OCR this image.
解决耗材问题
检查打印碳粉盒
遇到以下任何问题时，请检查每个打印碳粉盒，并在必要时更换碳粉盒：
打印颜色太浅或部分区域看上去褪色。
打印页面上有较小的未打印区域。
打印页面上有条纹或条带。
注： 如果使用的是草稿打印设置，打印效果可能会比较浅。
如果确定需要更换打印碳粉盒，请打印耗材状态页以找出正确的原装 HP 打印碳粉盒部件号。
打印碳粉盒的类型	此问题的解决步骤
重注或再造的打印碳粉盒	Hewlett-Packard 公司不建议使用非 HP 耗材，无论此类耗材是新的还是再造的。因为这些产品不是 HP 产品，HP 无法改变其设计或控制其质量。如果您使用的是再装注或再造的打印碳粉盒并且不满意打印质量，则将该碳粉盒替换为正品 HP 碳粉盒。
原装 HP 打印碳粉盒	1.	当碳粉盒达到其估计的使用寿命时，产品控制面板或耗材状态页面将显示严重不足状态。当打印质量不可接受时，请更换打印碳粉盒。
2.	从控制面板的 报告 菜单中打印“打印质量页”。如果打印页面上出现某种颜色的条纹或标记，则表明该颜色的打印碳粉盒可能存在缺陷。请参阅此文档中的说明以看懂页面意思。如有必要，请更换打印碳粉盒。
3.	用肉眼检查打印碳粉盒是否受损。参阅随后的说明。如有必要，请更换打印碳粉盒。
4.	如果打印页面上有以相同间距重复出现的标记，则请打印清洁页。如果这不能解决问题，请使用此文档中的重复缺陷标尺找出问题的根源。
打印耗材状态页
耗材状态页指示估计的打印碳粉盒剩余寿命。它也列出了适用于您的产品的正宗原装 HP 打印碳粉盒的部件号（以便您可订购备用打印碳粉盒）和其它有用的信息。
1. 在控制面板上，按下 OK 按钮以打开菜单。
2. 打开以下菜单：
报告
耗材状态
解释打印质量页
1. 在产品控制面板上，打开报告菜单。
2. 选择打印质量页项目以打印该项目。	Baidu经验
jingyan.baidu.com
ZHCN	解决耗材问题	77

▶ [Exercise aim]
Copy all lines from the listing that contain "如有必要".

▶ [Result]
2.	从控制面板的 报告 菜单中打印“打印质量页”。如果打印页面上出现某种颜色的条纹或标记，则表明该颜色的打印碳粉盒可能存在缺陷。请参阅此文档中的说明以看懂页面意思。如有必要，请更换打印碳粉盒。
3.	用肉眼检查打印碳粉盒是否受损。参阅随后的说明。如有必要，请更换打印碳粉盒。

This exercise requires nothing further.